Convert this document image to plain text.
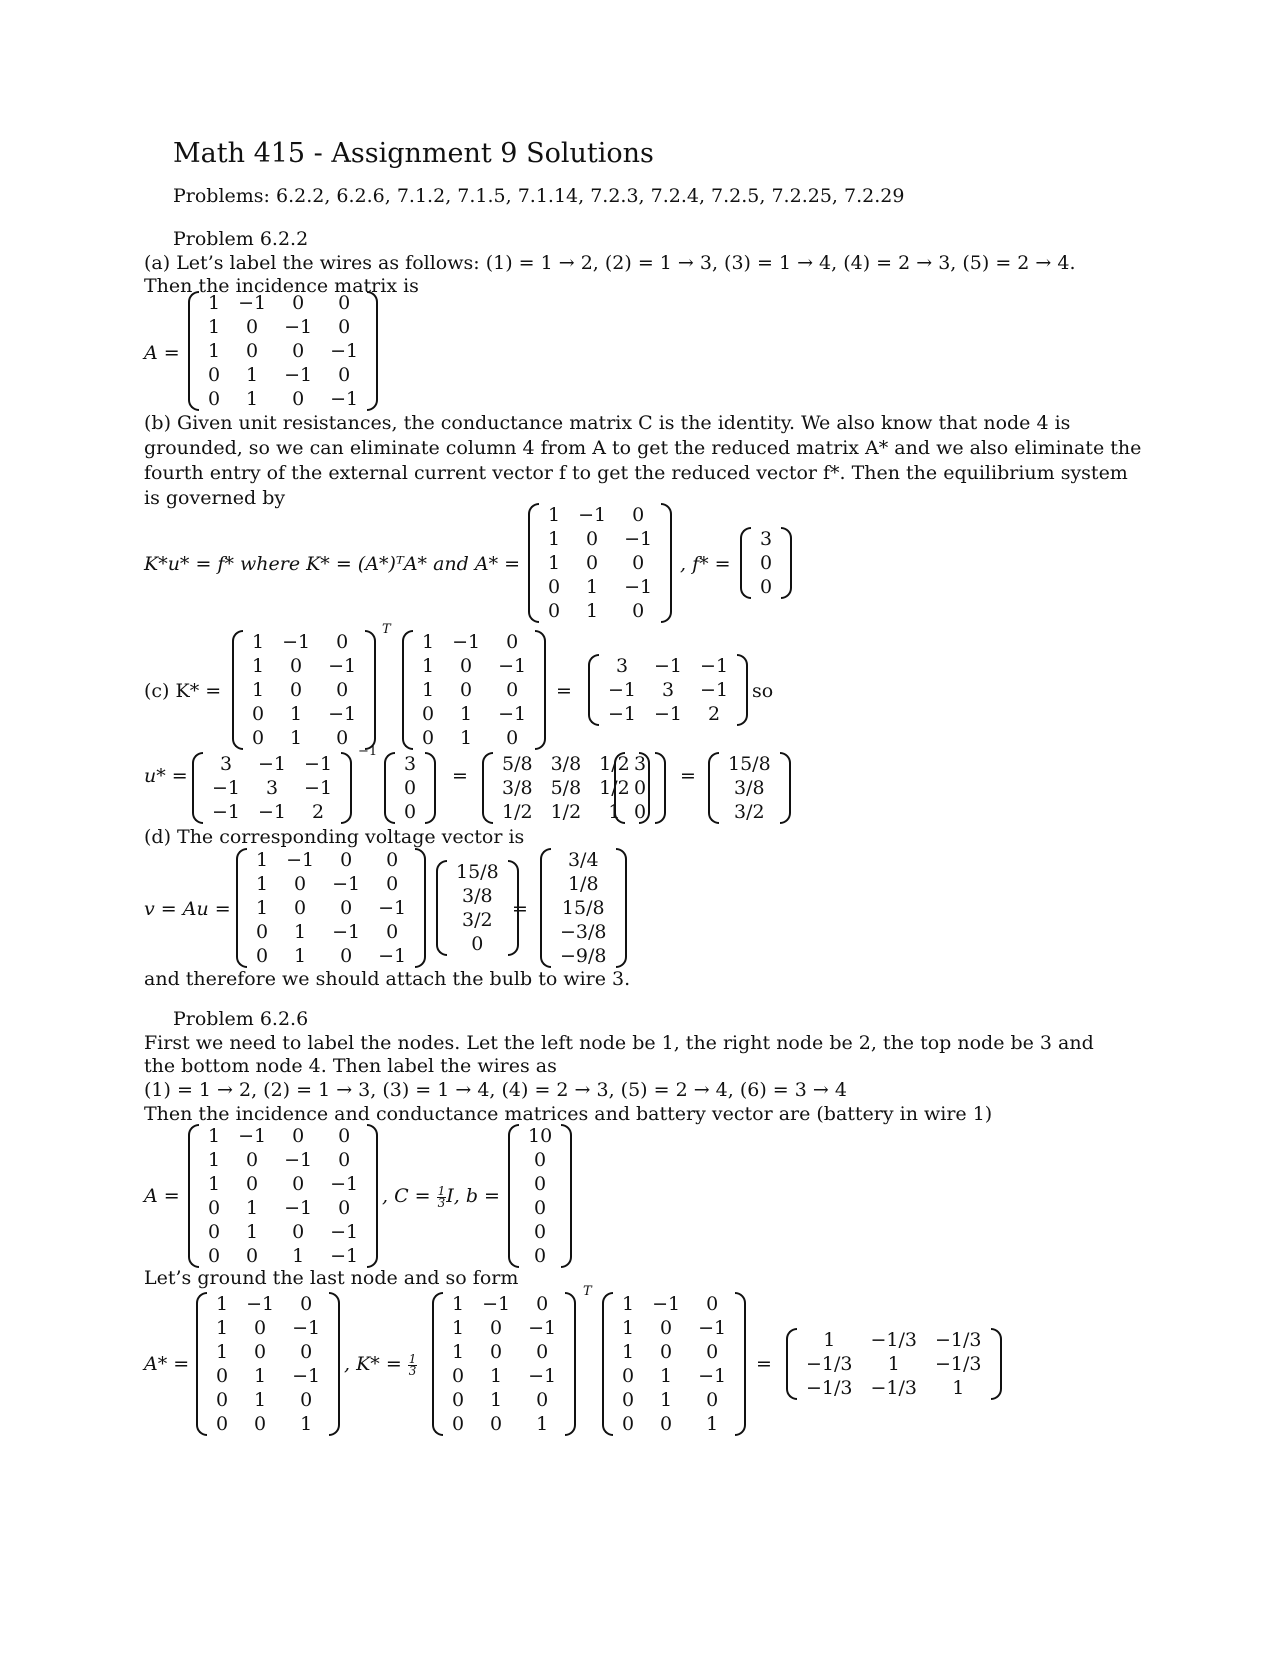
Math 415 - Assignment 9 Solutions
Problems: 6.2.2, 6.2.6, 7.1.2, 7.1.5, 7.1.14, 7.2.3, 7.2.4, 7.2.5, 7.2.25, 7.2.29
Problem 6.2.2
(a) Let’s label the wires as follows: (1) = 1 → 2, (2) = 1 → 3, (3) = 1 → 4, (4) = 2 → 3, (5) = 2 → 4.
Then the incidence matrix is
A =
1	−1	0	0
1	0	−1	0
1	0	0	−1
0	1	−1	0
0	1	0	−1
(b) Given unit resistances, the conductance matrix C is the identity. We also know that node 4 is grounded, so we can eliminate column 4 from A to get the reduced matrix A* and we also eliminate the fourth entry of the external current vector f to get the reduced vector f*. Then the equilibrium system is governed by
K*u* = f* where K* = (A*)ᵀA* and A* =
1	−1	0
1	0	−1
1	0	0
0	1	−1
0	1	0
, f* =
3
0
0
(c) K* =
1	−1	0
1	0	−1
1	0	0
0	1	−1
0	1	0
T
1	−1	0
1	0	−1
1	0	0
0	1	−1
0	1	0
=
3	−1	−1
−1	3	−1
−1	−1	2
so
u* =
3	−1	−1
−1	3	−1
−1	−1	2
−1
3
0
0
=
5/8	3/8	1/2
3/8	5/8	1/2
1/2	1/2	1
3
0
0
=
15/8
3/8
3/2
(d) The corresponding voltage vector is
v = Au =
1	−1	0	0
1	0	−1	0
1	0	0	−1
0	1	−1	0
0	1	0	−1
15/8
3/8
3/2
0
=
3/4
1/8
15/8
−3/8
−9/8
and therefore we should attach the bulb to wire 3.
Problem 6.2.6
First we need to label the nodes. Let the left node be 1, the right node be 2, the top node be 3 and
the bottom node 4. Then label the wires as
(1) = 1 → 2, (2) = 1 → 3, (3) = 1 → 4, (4) = 2 → 3, (5) = 2 → 4, (6) = 3 → 4
Then the incidence and conductance matrices and battery vector are (battery in wire 1)
A =
1	−1	0	0
1	0	−1	0
1	0	0	−1
0	1	−1	0
0	1	0	−1
0	0	1	−1
, $C = \frac{1}{3} I$, b =
10
0
0
0
0
0
Let’s ground the last node and so form
A* =
1	−1	0
1	0	−1
1	0	0
0	1	−1
0	1	0
0	0	1
, $K* = \frac{1}{3}$
1	−1	0
1	0	−1
1	0	0
0	1	−1
0	1	0
0	0	1
T
1	−1	0
1	0	−1
1	0	0
0	1	−1
0	1	0
0	0	1
=
1	−1/3	−1/3
−1/3	1	−1/3
−1/3	−1/3	1
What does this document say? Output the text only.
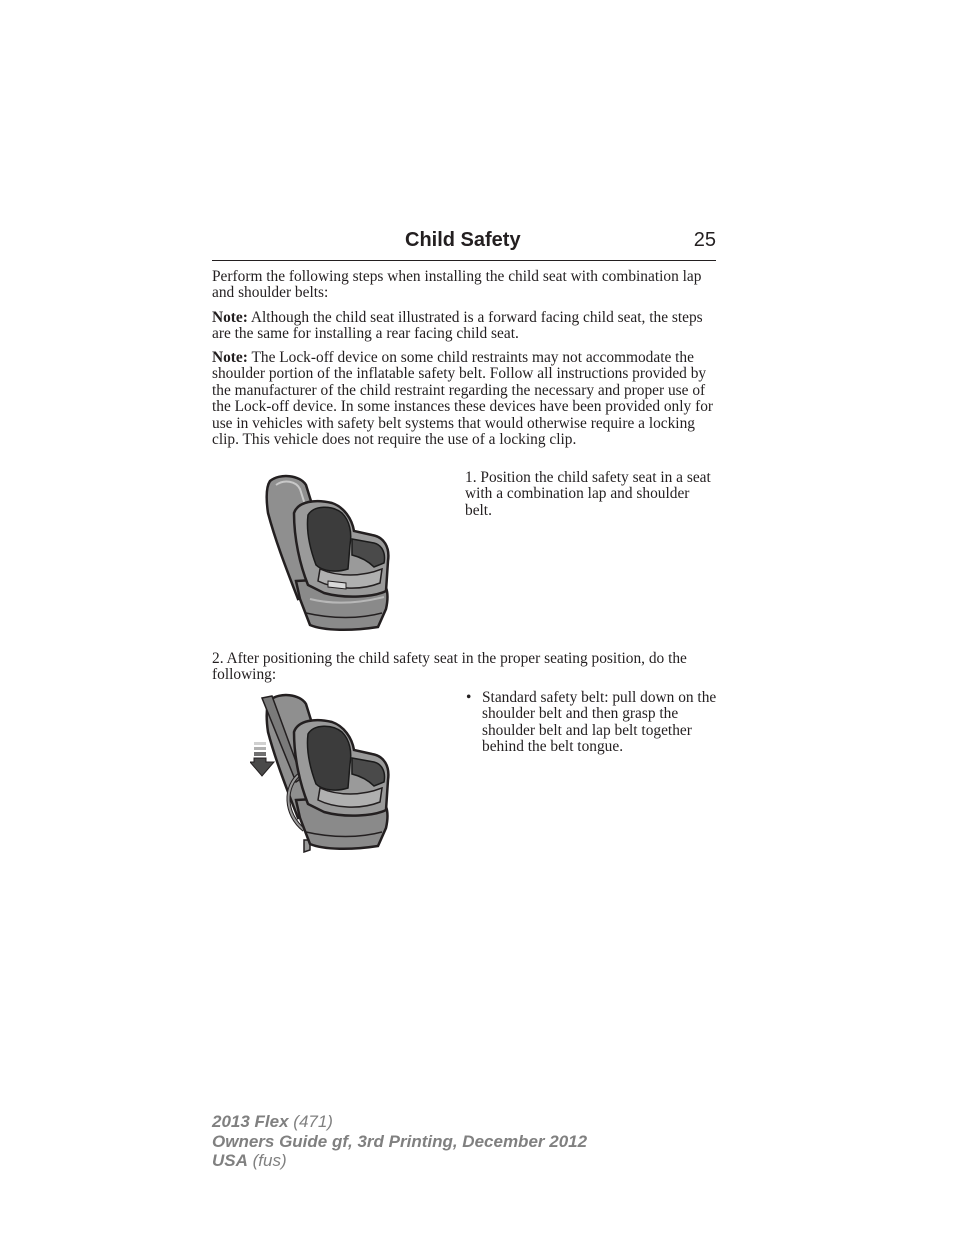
Child Safety	25

Perform the following steps when installing the child seat with combination lap and shoulder belts:

Note: Although the child seat illustrated is a forward facing child seat, the steps are the same for installing a rear facing child seat.

Note: The Lock-off device on some child restraints may not accommodate the shoulder portion of the inflatable safety belt. Follow all instructions provided by the manufacturer of the child restraint regarding the necessary and proper use of the Lock-off device. In some instances these devices have been provided only for use in vehicles with safety belt systems that would otherwise require a locking clip. This vehicle does not require the use of a locking clip.

1. Position the child safety seat in a seat with a combination lap and shoulder belt.

2. After positioning the child safety seat in the proper seating position, do the following:

• Standard safety belt: pull down on the shoulder belt and then grasp the shoulder belt and lap belt together behind the belt tongue.
2013 Flex (471)
Owners Guide gf, 3rd Printing, December 2012
USA (fus)
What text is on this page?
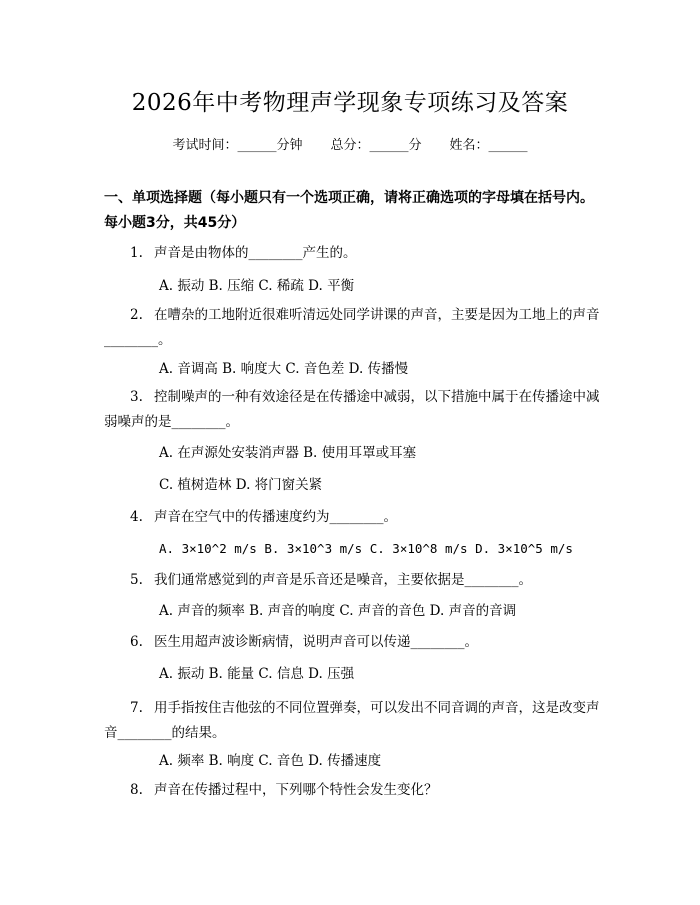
2026年中考物理声学现象专项练习及答案
考试时间：______分钟 总分：______分 姓名：______
一、单项选择题（每小题只有一个选项正确，请将正确选项的字母填在括号内。每小题3分，共45分）
1. 声音是由物体的________产生的。
A. 振动 B. 压缩 C. 稀疏 D. 平衡
2. 在嘈杂的工地附近很难听清远处同学讲课的声音，主要是因为工地上的声音________。
A. 音调高 B. 响度大 C. 音色差 D. 传播慢
3. 控制噪声的一种有效途径是在传播途中减弱，以下措施中属于在传播途中减弱噪声的是________。
A. 在声源处安装消声器 B. 使用耳罩或耳塞
C. 植树造林 D. 将门窗关紧
4. 声音在空气中的传播速度约为________。
A. 3×10^2 m/s B. 3×10^3 m/s C. 3×10^8 m/s D. 3×10^5 m/s
5. 我们通常感觉到的声音是乐音还是噪音，主要依据是________。
A. 声音的频率 B. 声音的响度 C. 声音的音色 D. 声音的音调
6. 医生用超声波诊断病情，说明声音可以传递________。
A. 振动 B. 能量 C. 信息 D. 压强
7. 用手指按住吉他弦的不同位置弹奏，可以发出不同音调的声音，这是改变声音________的结果。
A. 频率 B. 响度 C. 音色 D. 传播速度
8. 声音在传播过程中，下列哪个特性会发生变化？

▶ **EXERCISE REQUIREMENTS**:
Copy out the lines in which the string "wires" appears.

▶ **TASK RESPONSE**:
(a) Let’s label the wires as follows: (1) = 1 → 2, (2) = 1 → 3, (3) = 1 → 4, (4) = 2 → 3, (5) = 2 → 4.
the bottom node 4. Then label the wires as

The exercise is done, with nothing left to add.